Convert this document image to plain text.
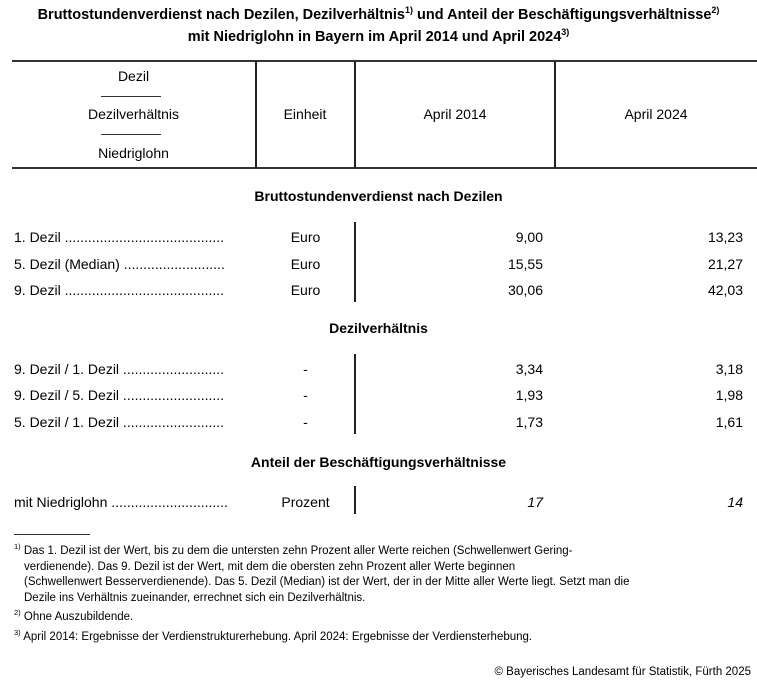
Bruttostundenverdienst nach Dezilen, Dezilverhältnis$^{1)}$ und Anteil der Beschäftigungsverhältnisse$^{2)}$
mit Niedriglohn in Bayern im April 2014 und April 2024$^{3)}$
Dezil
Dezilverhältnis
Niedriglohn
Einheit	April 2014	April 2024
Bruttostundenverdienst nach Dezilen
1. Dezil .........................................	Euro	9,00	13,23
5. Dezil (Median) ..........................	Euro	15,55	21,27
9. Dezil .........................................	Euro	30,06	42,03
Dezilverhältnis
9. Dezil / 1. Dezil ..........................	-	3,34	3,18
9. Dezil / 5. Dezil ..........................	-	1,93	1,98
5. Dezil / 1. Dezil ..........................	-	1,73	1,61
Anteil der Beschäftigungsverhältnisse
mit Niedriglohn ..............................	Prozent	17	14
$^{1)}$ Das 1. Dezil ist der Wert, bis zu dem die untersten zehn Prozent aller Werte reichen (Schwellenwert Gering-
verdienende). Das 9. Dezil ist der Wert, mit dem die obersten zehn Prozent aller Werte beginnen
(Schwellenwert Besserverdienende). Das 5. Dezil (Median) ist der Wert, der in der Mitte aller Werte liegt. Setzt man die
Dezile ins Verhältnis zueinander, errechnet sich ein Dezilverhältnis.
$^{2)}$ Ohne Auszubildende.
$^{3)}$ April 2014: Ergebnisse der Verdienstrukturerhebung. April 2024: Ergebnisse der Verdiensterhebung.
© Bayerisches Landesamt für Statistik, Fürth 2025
:::::
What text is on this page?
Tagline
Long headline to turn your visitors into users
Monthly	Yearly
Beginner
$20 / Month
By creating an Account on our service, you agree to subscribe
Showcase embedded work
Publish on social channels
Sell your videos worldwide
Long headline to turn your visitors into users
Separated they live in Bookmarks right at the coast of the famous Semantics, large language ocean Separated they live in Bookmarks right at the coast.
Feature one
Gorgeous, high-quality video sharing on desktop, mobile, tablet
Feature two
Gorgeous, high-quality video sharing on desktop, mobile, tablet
:::::
Tally the lines that hold the string "Wert" and state the total, nothing more.

Reply: 3